§ Dataset content:
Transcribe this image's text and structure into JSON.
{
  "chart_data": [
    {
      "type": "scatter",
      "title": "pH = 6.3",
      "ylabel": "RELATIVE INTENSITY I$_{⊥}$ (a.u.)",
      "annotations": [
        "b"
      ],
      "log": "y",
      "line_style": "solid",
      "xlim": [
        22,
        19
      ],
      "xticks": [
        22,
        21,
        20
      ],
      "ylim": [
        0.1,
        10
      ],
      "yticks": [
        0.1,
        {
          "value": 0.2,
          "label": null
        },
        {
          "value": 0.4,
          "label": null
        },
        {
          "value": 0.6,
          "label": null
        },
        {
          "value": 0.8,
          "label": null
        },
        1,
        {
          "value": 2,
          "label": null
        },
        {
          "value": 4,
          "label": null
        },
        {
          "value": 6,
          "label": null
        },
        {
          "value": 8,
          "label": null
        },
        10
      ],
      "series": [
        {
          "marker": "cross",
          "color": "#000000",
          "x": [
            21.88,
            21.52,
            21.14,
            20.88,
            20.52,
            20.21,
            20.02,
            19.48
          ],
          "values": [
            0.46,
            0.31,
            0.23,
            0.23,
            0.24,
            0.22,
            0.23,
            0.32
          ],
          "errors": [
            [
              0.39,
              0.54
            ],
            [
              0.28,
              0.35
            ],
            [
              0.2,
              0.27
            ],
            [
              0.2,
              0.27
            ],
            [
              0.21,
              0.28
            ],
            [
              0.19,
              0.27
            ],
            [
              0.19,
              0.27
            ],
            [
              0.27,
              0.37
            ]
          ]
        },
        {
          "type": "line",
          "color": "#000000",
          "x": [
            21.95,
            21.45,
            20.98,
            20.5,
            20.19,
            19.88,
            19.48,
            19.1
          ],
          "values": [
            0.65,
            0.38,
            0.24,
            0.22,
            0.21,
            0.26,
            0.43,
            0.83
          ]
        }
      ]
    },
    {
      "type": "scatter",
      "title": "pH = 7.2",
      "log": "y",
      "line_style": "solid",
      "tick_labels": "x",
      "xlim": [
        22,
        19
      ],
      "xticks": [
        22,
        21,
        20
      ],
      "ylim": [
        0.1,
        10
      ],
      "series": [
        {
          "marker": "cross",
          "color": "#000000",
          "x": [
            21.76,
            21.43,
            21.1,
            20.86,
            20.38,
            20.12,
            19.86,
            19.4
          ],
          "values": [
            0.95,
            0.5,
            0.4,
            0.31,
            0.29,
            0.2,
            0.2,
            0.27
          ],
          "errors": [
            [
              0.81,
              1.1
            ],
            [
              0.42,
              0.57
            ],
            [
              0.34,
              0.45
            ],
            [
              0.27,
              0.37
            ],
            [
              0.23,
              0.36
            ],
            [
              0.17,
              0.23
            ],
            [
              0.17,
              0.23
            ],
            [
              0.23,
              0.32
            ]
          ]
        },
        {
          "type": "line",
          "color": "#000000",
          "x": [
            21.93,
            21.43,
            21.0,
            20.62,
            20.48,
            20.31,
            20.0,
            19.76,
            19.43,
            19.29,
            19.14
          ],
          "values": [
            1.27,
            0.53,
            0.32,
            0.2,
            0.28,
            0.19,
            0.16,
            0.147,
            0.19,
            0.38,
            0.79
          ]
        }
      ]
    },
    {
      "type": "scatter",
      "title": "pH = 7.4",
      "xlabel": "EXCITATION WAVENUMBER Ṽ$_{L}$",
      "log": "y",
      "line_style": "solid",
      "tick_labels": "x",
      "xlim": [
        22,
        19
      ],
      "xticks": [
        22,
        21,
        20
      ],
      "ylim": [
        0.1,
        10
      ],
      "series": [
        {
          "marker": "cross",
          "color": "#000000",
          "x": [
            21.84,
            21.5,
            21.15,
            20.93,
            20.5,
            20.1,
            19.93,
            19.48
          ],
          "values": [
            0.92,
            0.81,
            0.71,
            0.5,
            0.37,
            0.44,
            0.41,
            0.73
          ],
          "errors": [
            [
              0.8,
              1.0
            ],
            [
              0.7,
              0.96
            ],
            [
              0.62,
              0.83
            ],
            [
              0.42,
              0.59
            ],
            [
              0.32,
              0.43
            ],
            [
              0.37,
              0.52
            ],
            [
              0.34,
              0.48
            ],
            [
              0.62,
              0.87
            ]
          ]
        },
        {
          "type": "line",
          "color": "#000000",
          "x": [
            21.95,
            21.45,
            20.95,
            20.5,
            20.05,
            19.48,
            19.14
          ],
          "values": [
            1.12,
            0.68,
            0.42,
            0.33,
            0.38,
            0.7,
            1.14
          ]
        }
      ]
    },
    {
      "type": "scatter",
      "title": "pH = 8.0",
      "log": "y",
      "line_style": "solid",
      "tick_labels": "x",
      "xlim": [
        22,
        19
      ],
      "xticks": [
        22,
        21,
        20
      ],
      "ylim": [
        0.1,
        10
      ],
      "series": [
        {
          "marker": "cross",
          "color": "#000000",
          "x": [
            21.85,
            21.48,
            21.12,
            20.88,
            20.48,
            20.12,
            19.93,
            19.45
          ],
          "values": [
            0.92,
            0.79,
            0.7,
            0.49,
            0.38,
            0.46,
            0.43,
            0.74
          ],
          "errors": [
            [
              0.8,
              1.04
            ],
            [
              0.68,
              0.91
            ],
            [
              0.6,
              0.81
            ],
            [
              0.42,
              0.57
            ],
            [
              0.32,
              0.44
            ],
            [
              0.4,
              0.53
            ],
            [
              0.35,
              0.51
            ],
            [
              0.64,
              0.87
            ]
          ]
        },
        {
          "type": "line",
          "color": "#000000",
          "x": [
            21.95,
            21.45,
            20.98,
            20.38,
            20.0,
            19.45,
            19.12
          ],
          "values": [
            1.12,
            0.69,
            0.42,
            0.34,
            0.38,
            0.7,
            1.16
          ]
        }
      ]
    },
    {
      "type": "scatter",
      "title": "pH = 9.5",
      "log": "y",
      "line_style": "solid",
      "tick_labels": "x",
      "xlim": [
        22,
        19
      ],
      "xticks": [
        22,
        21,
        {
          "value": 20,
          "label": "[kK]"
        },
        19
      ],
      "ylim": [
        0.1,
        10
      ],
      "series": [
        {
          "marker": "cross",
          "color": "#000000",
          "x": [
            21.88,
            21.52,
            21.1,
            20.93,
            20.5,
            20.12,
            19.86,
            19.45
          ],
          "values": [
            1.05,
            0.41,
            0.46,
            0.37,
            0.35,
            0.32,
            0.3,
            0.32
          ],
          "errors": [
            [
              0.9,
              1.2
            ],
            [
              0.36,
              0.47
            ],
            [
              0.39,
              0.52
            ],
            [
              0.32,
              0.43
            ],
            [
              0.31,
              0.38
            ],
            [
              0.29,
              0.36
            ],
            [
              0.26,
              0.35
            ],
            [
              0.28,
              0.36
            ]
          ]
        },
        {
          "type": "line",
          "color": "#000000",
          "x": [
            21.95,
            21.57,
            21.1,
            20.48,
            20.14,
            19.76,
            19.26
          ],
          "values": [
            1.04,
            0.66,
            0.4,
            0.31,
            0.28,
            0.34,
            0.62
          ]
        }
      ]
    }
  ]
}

§ Problem to solve: Extract the complete data, matching each line exactly.

§ Written solution:
Transcribe this image's text and structure into JSON.
{
  "chart_data": [
    {
      "type": "scatter",
      "title": "pH = 6.3",
      "ylabel": "RELATIVE INTENSITY I$_{⊥}$ (a.u.)",
      "annotations": [
        "b"
      ],
      "log": "y",
      "line_style": "solid",
      "xlim": [
        22,
        19
      ],
      "xticks": [
        22,
        21,
        20
      ],
      "ylim": [
        0.1,
        10
      ],
      "yticks": [
        0.1,
        {
          "value": 0.2,
          "label": null
        },
        {
          "value": 0.4,
          "label": null
        },
        {
          "value": 0.6,
          "label": null
        },
        {
          "value": 0.8,
          "label": null
        },
        1,
        {
          "value": 2,
          "label": null
        },
        {
          "value": 4,
          "label": null
        },
        {
          "value": 6,
          "label": null
        },
        {
          "value": 8,
          "label": null
        },
        10
      ],
      "series": [
        {
          "marker": "cross",
          "color": "#000000",
          "x": [
            21.88,
            21.52,
            21.14,
            20.88,
            20.52,
            20.21,
            20.02,
            19.48
          ],
          "values": [
            0.46,
            0.31,
            0.23,
            0.23,
            0.24,
            0.22,
            0.23,
            0.32
          ],
          "errors": [
            [
              0.39,
              0.54
            ],
            [
              0.28,
              0.35
            ],
            [
              0.2,
              0.27
            ],
            [
              0.2,
              0.27
            ],
            [
              0.21,
              0.28
            ],
            [
              0.19,
              0.27
            ],
            [
              0.19,
              0.27
            ],
            [
              0.27,
              0.37
            ]
          ]
        },
        {
          "type": "line",
          "color": "#000000",
          "x": [
            21.95,
            21.45,
            20.98,
            20.5,
            20.19,
            19.88,
            19.48,
            19.1
          ],
          "values": [
            0.65,
            0.38,
            0.24,
            0.22,
            0.21,
            0.26,
            0.43,
            0.83
          ]
        }
      ]
    },
    {
      "type": "scatter",
      "title": "pH = 7.2",
      "log": "y",
      "line_style": "solid",
      "tick_labels": "x",
      "xlim": [
        22,
        19
      ],
      "xticks": [
        22,
        21,
        20
      ],
      "ylim": [
        0.1,
        10
      ],
      "series": [
        {
          "marker": "cross",
          "color": "#000000",
          "x": [
            21.76,
            21.43,
            21.1,
            20.86,
            20.38,
            20.12,
            19.86,
            19.4
          ],
          "values": [
            0.95,
            0.5,
            0.4,
            0.31,
            0.29,
            0.2,
            0.2,
            0.27
          ],
          "errors": [
            [
              0.81,
              1.1
            ],
            [
              0.42,
              0.57
            ],
            [
              0.34,
              0.45
            ],
            [
              0.27,
              0.37
            ],
            [
              0.23,
              0.36
            ],
            [
              0.17,
              0.23
            ],
            [
              0.17,
              0.23
            ],
            [
              0.23,
              0.32
            ]
          ]
        },
        {
          "type": "line",
          "color": "#000000",
          "x": [
            21.93,
            21.43,
            21.0,
            20.62,
            20.48,
            20.31,
            20.0,
            19.76,
            19.43,
            19.29,
            19.14
          ],
          "values": [
            1.27,
            0.53,
            0.32,
            0.2,
            0.28,
            0.19,
            0.16,
            0.147,
            0.19,
            0.38,
            0.79
          ]
        }
      ]
    },
    {
      "type": "scatter",
      "title": "pH = 7.4",
      "xlabel": "EXCITATION WAVENUMBER Ṽ$_{L}$",
      "log": "y",
      "line_style": "solid",
      "tick_labels": "x",
      "xlim": [
        22,
        19
      ],
      "xticks": [
        22,
        21,
        20
      ],
      "ylim": [
        0.1,
        10
      ],
      "series": [
        {
          "marker": "cross",
          "color": "#000000",
          "x": [
            21.84,
            21.5,
            21.15,
            20.93,
            20.5,
            20.1,
            19.93,
            19.48
          ],
          "values": [
            0.92,
            0.81,
            0.71,
            0.5,
            0.37,
            0.44,
            0.41,
            0.73
          ],
          "errors": [
            [
              0.8,
              1.0
            ],
            [
              0.7,
              0.96
            ],
            [
              0.62,
              0.83
            ],
            [
              0.42,
              0.59
            ],
            [
              0.32,
              0.43
            ],
            [
              0.37,
              0.52
            ],
            [
              0.34,
              0.48
            ],
            [
              0.62,
              0.87
            ]
          ]
        },
        {
          "type": "line",
          "color": "#000000",
          "x": [
            21.95,
            21.45,
            20.95,
            20.5,
            20.05,
            19.48,
            19.14
          ],
          "values": [
            1.12,
            0.68,
            0.42,
            0.33,
            0.38,
            0.7,
            1.14
          ]
        }
      ]
    },
    {
      "type": "scatter",
      "title": "pH = 8.0",
      "log": "y",
      "line_style": "solid",
      "tick_labels": "x",
      "xlim": [
        22,
        19
      ],
      "xticks": [
        22,
        21,
        20
      ],
      "ylim": [
        0.1,
        10
      ],
      "series": [
        {
          "marker": "cross",
          "color": "#000000",
          "x": [
            21.85,
            21.48,
            21.12,
            20.88,
            20.48,
            20.12,
            19.93,
            19.45
          ],
          "values": [
            0.92,
            0.79,
            0.7,
            0.49,
            0.38,
            0.46,
            0.43,
            0.74
          ],
          "errors": [
            [
              0.8,
              1.04
            ],
            [
              0.68,
              0.91
            ],
            [
              0.6,
              0.81
            ],
            [
              0.42,
              0.57
            ],
            [
              0.32,
              0.44
            ],
            [
              0.4,
              0.53
            ],
            [
              0.35,
              0.51
            ],
            [
              0.64,
              0.87
            ]
          ]
        },
        {
          "type": "line",
          "color": "#000000",
          "x": [
            21.95,
            21.45,
            20.98,
            20.38,
            20.0,
            19.45,
            19.12
          ],
          "values": [
            1.12,
            0.69,
            0.42,
            0.34,
            0.38,
            0.7,
            1.16
          ]
        }
      ]
    },
    {
      "type": "scatter",
      "title": "pH = 9.5",
      "log": "y",
      "line_style": "solid",
      "tick_labels": "x",
      "xlim": [
        22,
        19
      ],
      "xticks": [
        22,
        21,
        {
          "value": 20,
          "label": "[kK]"
        },
        19
      ],
      "ylim": [
        0.1,
        10
      ],
      "series": [
        {
          "marker": "cross",
          "color": "#000000",
          "x": [
            21.88,
            21.52,
            21.1,
            20.93,
            20.5,
            20.12,
            19.86,
            19.45
          ],
          "values": [
            1.05,
            0.41,
            0.46,
            0.37,
            0.35,
            0.32,
            0.3,
            0.32
          ],
          "errors": [
            [
              0.9,
              1.2
            ],
            [
              0.36,
              0.47
            ],
            [
              0.39,
              0.52
            ],
            [
              0.32,
              0.43
            ],
            [
              0.31,
              0.38
            ],
            [
              0.29,
              0.36
            ],
            [
              0.26,
              0.35
            ],
            [
              0.28,
              0.36
            ]
          ]
        },
        {
          "type": "line",
          "color": "#000000",
          "x": [
            21.95,
            21.57,
            21.1,
            20.48,
            20.14,
            19.76,
            19.26
          ],
          "values": [
            1.04,
            0.66,
            0.4,
            0.31,
            0.28,
            0.34,
            0.62
          ]
        }
      ]
    }
  ]
}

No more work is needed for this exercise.